>> BEGIN Dataset records

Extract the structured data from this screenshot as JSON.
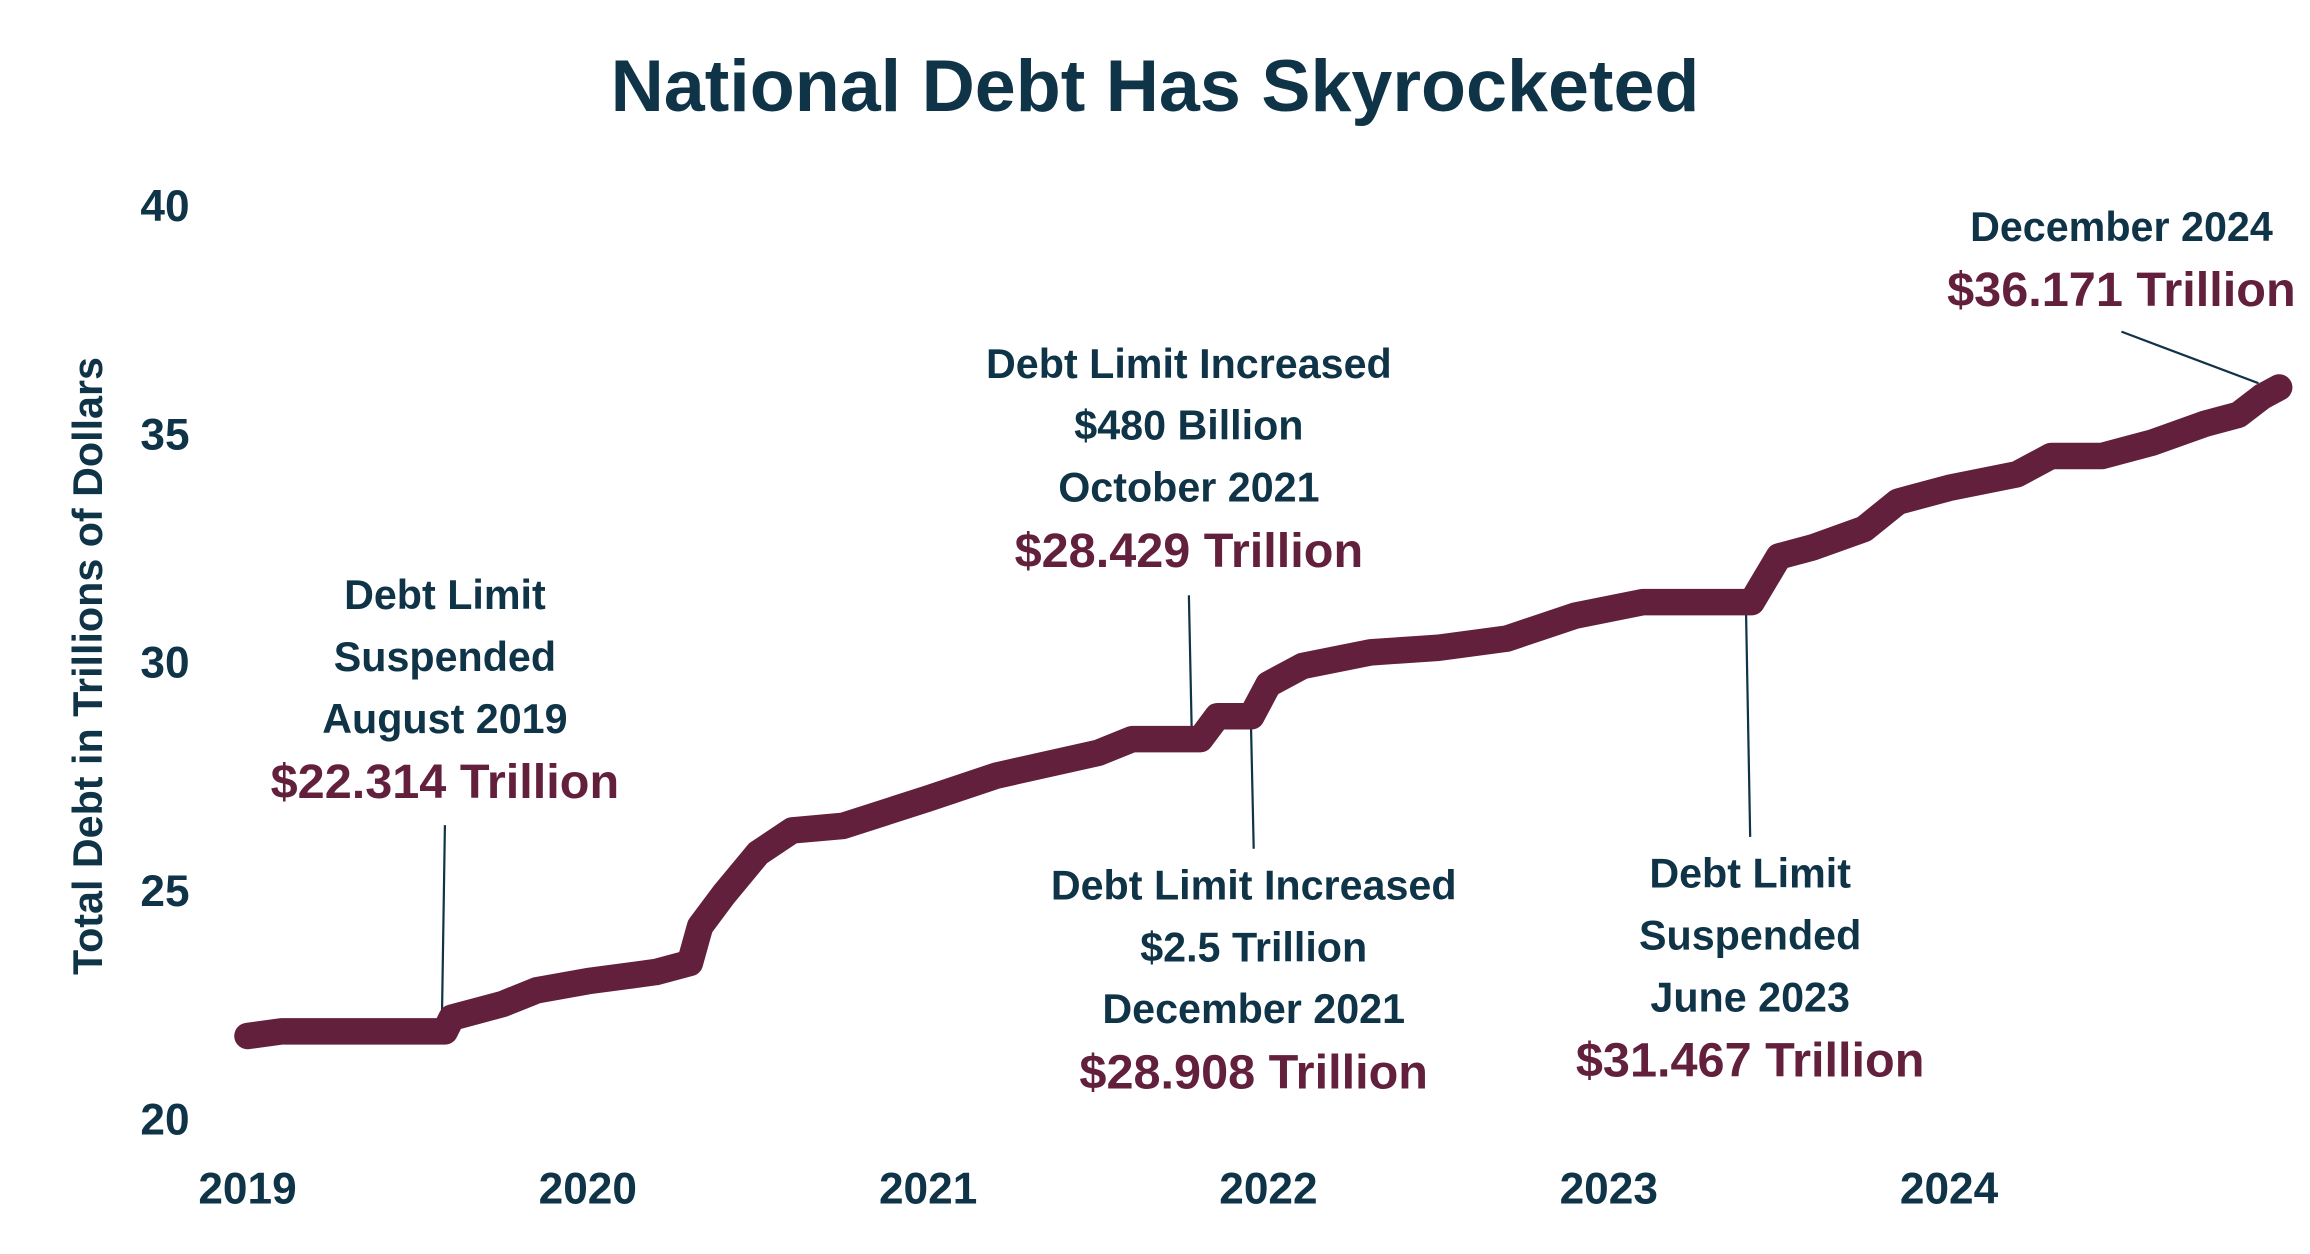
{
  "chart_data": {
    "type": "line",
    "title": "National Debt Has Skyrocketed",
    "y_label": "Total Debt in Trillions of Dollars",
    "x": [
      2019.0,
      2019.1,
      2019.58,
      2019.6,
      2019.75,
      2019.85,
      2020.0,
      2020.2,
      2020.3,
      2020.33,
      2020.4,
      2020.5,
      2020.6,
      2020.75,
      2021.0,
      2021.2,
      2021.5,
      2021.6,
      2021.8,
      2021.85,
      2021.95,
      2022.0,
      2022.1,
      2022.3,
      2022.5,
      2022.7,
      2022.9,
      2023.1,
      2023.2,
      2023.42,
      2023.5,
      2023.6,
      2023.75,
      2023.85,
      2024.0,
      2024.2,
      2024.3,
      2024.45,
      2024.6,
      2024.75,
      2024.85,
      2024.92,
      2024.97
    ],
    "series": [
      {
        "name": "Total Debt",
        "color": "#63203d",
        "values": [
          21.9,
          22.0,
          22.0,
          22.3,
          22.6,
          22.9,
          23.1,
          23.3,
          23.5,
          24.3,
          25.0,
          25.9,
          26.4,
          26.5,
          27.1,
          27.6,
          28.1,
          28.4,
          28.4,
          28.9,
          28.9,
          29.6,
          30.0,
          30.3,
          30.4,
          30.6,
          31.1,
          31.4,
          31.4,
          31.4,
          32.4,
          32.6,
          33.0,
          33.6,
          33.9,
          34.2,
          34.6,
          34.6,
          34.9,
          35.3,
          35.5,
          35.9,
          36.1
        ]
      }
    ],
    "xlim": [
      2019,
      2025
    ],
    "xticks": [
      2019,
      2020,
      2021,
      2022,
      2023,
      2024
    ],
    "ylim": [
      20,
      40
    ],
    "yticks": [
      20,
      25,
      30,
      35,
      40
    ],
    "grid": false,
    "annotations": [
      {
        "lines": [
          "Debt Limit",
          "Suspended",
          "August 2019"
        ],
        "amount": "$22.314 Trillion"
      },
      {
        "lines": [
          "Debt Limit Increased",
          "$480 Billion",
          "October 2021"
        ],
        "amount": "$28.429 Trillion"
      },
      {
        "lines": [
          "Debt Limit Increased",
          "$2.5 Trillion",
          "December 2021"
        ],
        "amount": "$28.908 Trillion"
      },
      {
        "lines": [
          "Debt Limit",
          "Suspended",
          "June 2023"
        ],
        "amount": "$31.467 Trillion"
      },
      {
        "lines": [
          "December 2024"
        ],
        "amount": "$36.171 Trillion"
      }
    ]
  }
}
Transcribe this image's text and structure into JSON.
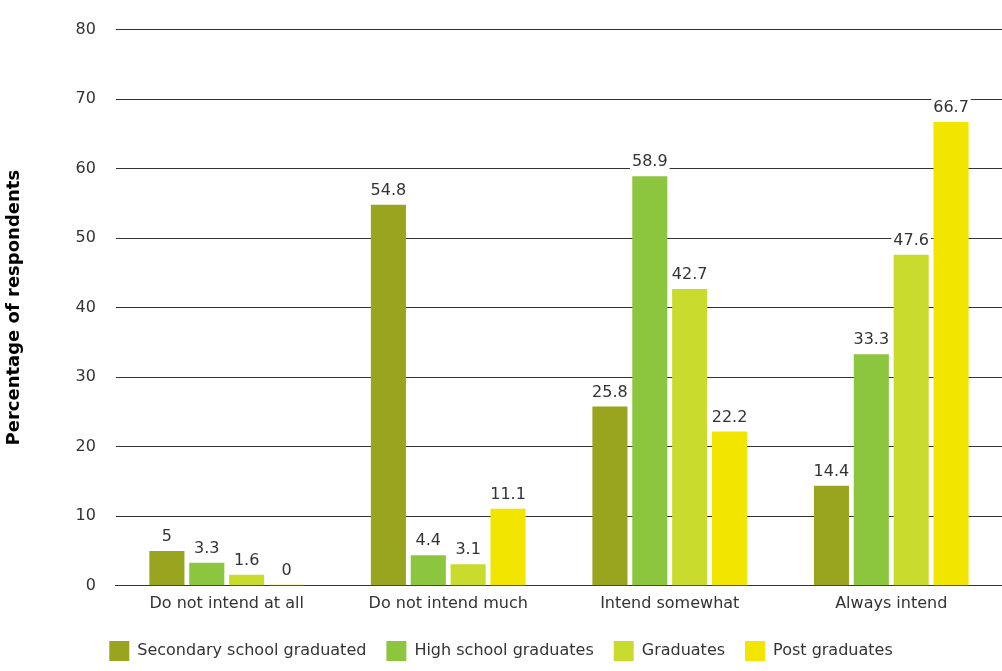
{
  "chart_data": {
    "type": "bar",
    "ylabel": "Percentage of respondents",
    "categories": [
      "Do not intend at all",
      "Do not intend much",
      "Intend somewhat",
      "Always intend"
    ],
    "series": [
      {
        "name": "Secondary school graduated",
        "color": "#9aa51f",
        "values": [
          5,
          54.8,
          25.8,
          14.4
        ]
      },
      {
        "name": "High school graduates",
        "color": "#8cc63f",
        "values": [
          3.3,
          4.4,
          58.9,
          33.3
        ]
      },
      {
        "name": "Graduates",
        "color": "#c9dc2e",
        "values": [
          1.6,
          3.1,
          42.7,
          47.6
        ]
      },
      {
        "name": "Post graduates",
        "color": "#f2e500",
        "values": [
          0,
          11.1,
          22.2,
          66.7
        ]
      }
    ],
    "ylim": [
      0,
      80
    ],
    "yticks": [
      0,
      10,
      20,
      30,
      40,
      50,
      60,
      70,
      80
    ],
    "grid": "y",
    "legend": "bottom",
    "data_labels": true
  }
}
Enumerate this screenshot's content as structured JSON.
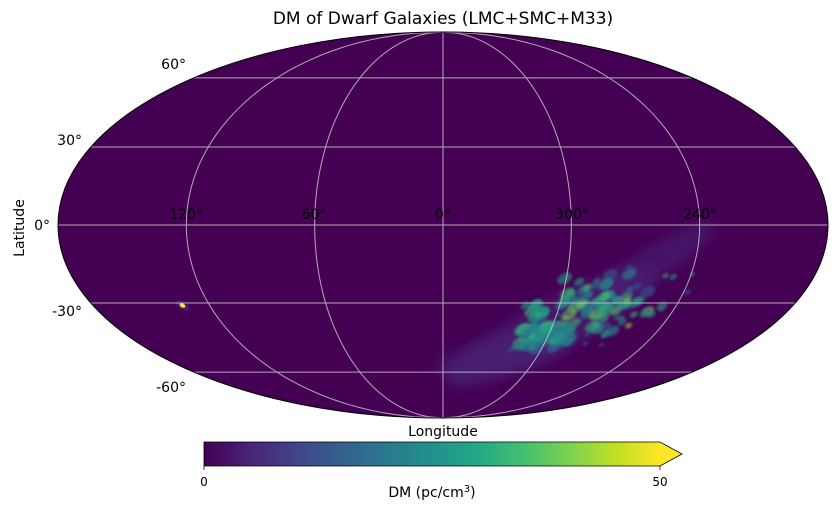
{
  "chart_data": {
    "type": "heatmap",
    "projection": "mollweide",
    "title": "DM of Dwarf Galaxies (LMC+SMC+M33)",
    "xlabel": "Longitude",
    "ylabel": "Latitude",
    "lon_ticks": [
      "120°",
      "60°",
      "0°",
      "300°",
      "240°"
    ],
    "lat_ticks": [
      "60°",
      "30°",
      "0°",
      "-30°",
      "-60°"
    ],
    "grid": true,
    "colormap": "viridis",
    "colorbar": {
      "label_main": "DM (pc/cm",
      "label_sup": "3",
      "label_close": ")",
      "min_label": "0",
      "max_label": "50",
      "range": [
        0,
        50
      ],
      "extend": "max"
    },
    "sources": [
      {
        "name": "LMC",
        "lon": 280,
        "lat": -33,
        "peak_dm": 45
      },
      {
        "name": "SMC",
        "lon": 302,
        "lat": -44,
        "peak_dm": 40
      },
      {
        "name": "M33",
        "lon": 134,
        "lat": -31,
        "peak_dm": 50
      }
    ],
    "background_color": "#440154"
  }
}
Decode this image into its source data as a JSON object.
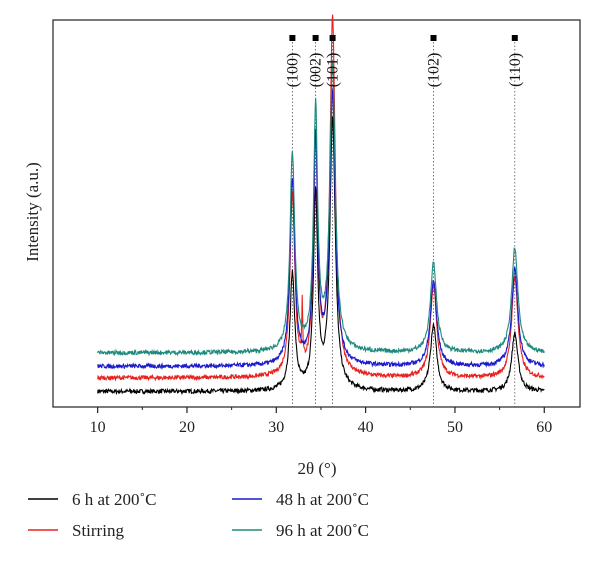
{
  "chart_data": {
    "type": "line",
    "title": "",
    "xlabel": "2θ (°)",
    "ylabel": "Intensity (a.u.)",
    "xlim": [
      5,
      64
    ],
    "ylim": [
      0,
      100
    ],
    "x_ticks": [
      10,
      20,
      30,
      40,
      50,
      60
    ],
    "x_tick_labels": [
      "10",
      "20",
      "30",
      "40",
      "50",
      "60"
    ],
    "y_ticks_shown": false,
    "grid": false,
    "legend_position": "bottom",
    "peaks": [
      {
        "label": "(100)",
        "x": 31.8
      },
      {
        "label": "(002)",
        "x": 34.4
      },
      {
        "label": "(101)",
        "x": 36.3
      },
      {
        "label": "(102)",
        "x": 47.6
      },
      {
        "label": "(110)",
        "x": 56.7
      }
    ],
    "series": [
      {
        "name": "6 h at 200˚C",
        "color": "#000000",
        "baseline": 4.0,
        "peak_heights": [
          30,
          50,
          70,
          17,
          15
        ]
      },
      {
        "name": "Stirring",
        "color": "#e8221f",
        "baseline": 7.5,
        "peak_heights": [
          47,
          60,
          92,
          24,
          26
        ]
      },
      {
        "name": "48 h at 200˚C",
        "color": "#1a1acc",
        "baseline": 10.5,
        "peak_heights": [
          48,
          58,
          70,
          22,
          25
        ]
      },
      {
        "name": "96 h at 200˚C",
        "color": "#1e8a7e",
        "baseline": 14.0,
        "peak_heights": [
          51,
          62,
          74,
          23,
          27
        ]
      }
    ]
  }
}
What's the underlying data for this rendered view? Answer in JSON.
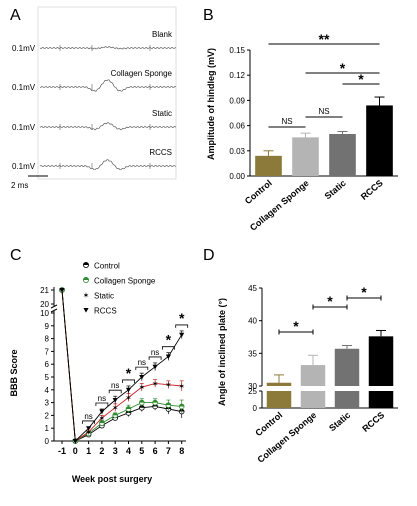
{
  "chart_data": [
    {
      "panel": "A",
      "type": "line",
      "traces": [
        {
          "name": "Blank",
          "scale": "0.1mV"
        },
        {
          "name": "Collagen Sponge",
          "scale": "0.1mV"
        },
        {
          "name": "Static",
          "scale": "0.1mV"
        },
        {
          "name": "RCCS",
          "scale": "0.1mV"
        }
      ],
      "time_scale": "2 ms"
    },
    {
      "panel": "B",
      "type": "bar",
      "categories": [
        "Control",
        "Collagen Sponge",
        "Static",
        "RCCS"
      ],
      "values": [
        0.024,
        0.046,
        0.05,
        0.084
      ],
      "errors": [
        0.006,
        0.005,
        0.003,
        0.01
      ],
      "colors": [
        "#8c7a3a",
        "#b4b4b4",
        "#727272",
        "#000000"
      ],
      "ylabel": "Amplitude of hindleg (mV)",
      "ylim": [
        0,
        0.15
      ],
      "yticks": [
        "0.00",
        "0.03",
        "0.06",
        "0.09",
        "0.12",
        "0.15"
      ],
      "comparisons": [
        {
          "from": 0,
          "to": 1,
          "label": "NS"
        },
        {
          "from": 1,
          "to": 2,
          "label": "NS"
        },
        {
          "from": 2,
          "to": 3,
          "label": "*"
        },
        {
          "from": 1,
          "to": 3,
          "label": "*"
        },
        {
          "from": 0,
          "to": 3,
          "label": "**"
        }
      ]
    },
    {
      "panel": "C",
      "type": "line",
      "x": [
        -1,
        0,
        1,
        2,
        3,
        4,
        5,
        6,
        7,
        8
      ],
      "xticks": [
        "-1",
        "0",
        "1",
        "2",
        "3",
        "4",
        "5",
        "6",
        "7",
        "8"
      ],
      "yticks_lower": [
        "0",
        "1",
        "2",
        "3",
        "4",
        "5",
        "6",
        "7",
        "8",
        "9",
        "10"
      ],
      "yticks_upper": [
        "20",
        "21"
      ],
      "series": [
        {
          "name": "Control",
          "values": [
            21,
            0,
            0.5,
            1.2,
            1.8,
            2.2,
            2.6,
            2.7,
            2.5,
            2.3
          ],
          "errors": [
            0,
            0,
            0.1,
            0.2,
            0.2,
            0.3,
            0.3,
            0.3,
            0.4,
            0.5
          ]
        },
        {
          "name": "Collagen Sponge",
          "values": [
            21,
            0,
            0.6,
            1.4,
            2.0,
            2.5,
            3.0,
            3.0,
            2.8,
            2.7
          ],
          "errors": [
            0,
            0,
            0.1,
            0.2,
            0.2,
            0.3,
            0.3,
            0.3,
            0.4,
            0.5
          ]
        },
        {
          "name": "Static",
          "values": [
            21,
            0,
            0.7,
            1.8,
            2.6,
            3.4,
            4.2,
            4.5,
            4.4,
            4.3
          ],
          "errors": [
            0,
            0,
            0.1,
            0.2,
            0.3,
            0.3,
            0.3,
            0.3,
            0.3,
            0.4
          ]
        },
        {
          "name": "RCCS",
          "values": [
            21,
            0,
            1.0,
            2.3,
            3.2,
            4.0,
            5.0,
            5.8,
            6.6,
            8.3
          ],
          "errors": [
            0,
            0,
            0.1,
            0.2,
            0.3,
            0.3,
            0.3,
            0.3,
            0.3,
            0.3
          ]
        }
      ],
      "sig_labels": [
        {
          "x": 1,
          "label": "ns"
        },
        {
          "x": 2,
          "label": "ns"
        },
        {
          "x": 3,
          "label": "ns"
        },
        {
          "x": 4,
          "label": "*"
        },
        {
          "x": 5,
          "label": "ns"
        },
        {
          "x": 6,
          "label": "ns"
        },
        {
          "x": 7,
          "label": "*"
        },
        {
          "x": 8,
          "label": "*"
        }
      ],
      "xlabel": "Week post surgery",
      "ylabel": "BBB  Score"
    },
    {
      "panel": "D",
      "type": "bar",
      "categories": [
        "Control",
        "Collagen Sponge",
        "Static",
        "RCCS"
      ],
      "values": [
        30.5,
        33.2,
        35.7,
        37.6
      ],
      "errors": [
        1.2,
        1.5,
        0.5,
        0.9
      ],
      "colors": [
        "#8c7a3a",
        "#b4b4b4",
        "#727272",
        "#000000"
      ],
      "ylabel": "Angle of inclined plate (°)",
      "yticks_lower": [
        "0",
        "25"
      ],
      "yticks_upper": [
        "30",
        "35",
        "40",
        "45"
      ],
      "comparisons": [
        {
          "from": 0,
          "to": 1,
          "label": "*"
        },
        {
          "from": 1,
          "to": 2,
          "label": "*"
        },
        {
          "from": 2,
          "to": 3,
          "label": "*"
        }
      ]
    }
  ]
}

>> END Dataset records

• [Task statement]: Extract from the material all lines containing the string "amount".

• [Written response]:
        "amount": "$22.314 Trillion"
        "amount": "$28.429 Trillion"
        "amount": "$28.908 Trillion"
        "amount": "$31.467 Trillion"
        "amount": "$36.171 Trillion"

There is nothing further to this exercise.